### The exercise
Go through the listing below and list every line with "this".

### Information shown
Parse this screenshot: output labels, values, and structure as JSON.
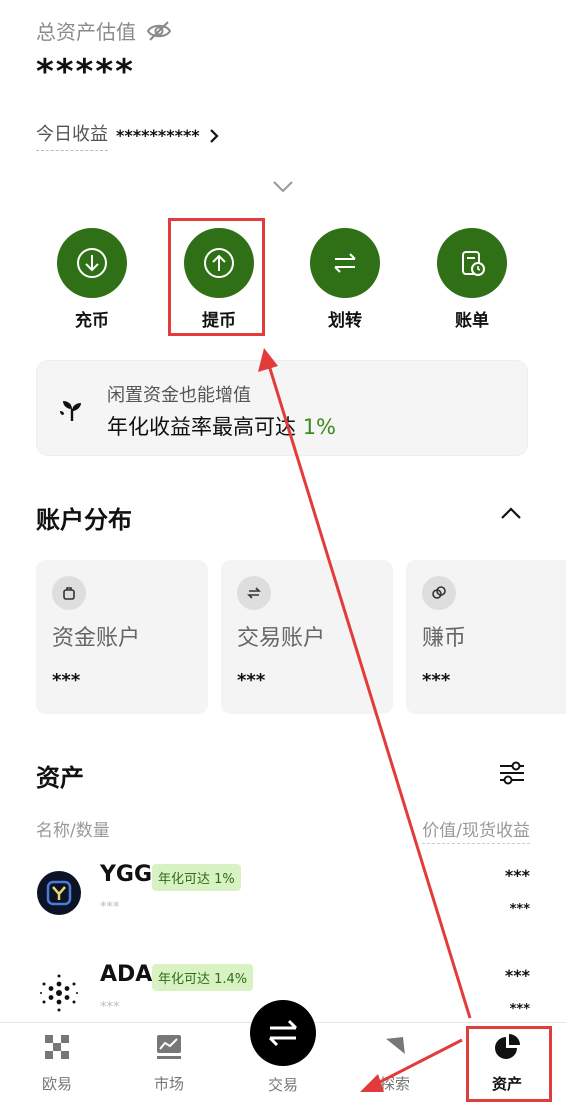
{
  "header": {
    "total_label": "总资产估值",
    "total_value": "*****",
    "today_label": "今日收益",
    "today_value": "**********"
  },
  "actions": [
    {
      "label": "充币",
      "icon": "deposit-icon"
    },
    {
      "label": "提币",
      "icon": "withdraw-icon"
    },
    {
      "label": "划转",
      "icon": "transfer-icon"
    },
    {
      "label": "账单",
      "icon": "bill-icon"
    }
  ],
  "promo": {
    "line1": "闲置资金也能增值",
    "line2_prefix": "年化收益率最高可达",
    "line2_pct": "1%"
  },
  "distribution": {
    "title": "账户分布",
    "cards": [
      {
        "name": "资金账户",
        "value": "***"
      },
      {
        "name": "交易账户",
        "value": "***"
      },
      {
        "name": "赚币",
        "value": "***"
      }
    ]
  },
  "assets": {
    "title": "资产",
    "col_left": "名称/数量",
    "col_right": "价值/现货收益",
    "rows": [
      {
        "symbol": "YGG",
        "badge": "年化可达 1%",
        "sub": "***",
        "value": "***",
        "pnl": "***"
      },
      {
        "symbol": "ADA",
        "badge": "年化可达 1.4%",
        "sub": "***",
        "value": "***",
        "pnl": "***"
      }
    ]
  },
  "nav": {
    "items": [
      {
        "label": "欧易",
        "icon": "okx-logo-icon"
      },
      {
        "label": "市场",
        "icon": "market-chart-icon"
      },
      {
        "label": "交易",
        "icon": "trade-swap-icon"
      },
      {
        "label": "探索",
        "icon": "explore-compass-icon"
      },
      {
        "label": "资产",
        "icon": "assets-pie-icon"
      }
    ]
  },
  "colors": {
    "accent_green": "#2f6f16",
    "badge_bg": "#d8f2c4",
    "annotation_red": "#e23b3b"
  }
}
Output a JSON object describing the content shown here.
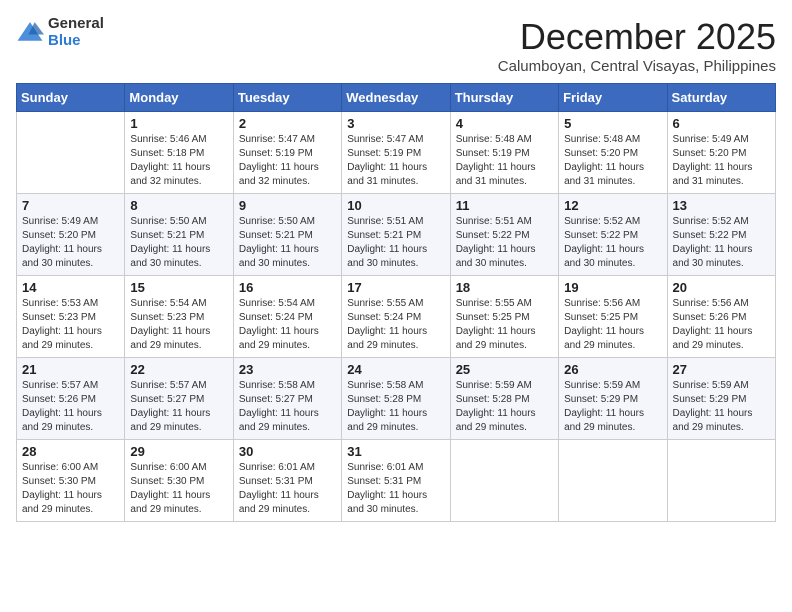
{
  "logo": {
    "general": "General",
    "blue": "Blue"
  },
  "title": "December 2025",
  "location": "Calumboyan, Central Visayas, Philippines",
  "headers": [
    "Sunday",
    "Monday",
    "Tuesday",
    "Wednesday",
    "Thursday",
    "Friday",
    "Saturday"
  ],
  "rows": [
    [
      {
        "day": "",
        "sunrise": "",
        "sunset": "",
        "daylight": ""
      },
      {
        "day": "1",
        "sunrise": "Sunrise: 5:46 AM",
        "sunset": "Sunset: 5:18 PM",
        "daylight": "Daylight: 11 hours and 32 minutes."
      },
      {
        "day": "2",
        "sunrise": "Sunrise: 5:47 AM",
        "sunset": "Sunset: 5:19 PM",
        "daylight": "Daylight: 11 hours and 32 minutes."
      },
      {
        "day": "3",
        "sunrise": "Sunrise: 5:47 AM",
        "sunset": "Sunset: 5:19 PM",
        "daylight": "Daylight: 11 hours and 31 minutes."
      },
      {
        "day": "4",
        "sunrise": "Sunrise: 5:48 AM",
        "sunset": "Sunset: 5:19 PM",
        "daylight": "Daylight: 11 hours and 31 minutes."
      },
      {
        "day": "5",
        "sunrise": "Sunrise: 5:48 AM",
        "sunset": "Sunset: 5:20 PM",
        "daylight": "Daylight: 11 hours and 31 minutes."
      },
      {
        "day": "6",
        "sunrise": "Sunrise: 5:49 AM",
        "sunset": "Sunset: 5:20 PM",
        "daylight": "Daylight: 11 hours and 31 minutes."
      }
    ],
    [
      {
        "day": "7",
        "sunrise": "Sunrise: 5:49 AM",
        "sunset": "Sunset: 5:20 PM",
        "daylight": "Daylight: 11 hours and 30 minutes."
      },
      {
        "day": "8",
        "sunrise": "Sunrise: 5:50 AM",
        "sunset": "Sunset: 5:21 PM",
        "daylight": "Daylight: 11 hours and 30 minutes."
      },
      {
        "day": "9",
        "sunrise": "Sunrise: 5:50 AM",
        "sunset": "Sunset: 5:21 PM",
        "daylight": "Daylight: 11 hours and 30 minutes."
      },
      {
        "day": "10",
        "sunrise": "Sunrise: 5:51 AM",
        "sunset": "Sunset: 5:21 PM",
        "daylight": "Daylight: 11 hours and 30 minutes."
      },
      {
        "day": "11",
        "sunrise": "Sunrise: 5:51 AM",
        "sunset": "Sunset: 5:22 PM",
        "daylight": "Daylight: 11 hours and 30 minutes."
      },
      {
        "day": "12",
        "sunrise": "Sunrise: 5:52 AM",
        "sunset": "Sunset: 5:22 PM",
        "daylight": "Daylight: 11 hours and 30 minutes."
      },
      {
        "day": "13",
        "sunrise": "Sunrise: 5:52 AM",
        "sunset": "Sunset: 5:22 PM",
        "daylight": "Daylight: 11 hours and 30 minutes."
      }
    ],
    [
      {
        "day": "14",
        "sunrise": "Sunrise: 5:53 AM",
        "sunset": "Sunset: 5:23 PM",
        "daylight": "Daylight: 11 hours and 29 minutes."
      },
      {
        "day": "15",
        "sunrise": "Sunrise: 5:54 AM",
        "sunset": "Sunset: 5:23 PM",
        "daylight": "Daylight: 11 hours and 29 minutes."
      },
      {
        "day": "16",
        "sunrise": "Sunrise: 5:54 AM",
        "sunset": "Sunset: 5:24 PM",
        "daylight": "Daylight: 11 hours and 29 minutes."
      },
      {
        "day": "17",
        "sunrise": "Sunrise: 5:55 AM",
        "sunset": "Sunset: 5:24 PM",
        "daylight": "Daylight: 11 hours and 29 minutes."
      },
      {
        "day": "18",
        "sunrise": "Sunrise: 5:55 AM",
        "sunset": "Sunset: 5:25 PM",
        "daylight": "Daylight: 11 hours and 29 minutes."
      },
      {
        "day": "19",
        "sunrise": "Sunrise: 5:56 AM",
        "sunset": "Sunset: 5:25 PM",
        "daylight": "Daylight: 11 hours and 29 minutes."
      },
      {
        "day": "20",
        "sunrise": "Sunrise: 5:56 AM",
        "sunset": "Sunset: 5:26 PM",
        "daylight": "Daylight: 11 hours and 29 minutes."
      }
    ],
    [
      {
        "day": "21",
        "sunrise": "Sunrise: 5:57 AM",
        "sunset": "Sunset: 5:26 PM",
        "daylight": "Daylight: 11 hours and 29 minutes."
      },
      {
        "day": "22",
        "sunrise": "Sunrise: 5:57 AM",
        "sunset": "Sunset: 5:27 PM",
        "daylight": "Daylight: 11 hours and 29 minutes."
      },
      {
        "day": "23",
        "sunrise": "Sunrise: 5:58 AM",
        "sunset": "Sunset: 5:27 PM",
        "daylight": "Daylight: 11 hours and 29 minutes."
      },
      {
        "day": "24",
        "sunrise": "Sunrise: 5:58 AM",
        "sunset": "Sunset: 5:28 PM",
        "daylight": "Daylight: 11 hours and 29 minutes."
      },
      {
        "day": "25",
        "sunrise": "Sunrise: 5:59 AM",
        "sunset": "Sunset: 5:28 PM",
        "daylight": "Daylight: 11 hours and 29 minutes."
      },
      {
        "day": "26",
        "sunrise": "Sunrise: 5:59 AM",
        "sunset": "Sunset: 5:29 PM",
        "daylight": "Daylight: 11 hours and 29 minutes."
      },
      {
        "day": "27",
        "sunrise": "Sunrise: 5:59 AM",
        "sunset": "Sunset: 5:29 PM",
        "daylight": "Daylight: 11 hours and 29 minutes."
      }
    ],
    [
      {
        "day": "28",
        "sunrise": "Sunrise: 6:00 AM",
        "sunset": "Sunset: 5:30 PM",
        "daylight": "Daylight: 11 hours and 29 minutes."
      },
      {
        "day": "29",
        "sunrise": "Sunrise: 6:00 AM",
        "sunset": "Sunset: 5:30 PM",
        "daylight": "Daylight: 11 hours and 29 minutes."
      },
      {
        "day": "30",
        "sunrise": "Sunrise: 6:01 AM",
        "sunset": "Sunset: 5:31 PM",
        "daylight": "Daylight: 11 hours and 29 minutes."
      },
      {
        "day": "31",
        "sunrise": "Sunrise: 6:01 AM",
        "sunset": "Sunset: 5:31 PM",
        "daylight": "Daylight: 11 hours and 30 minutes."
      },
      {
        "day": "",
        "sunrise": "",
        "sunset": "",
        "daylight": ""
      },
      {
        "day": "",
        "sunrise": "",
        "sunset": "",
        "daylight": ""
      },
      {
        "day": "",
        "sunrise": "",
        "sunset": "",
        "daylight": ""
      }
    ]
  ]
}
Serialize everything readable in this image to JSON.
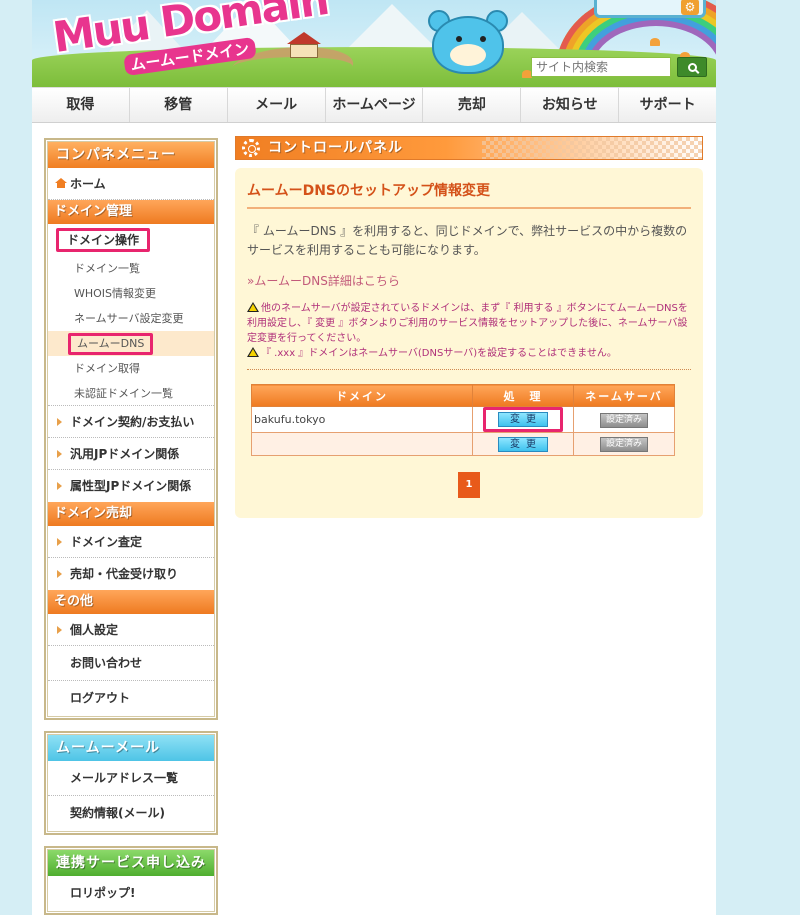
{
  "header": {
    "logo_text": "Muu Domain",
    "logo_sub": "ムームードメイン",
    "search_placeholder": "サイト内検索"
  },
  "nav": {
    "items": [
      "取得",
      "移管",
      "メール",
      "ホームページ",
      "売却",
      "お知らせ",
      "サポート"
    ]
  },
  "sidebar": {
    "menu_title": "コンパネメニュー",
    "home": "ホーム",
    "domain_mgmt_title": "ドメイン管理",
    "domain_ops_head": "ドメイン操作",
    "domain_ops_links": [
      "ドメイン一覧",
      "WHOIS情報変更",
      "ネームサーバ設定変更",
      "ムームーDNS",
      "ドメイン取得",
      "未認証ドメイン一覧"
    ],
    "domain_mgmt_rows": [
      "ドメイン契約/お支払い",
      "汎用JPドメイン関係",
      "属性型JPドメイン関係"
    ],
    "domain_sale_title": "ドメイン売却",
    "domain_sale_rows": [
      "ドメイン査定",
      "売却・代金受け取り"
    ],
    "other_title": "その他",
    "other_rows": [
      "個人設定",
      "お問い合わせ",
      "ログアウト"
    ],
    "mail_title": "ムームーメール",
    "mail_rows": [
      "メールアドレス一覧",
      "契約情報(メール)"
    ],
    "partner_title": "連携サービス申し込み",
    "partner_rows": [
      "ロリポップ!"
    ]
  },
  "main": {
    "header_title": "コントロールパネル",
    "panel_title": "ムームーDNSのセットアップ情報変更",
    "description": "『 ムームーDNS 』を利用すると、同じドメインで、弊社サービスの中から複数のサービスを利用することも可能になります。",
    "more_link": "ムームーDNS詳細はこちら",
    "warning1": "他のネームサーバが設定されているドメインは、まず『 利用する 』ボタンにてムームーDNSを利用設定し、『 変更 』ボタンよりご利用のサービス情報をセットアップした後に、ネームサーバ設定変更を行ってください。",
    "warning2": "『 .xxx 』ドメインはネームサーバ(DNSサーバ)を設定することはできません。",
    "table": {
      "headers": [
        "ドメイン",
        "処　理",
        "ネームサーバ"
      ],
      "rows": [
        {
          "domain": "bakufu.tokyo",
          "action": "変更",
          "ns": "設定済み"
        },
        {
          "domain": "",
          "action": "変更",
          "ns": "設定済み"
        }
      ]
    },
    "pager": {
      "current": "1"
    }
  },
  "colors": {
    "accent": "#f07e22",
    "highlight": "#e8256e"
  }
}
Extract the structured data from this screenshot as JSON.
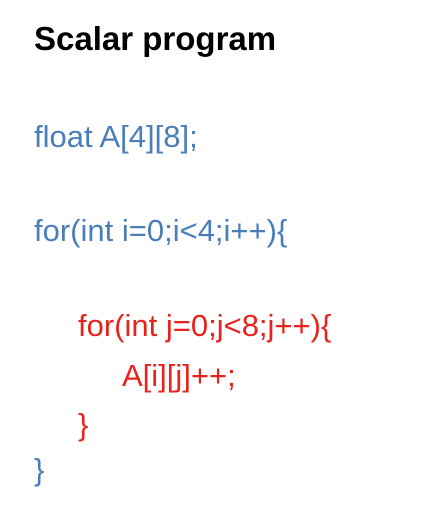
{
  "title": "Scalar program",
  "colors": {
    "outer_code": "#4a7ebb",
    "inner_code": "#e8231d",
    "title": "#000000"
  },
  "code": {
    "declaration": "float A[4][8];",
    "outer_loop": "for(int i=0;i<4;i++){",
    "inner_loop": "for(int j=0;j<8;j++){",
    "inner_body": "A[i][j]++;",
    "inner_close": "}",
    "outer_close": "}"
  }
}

### Answer below
Parse this screenshot: output labels, values, and structure as JSON.
Serialize everything readable in this image to JSON.
Extract the structured data from this screenshot as JSON.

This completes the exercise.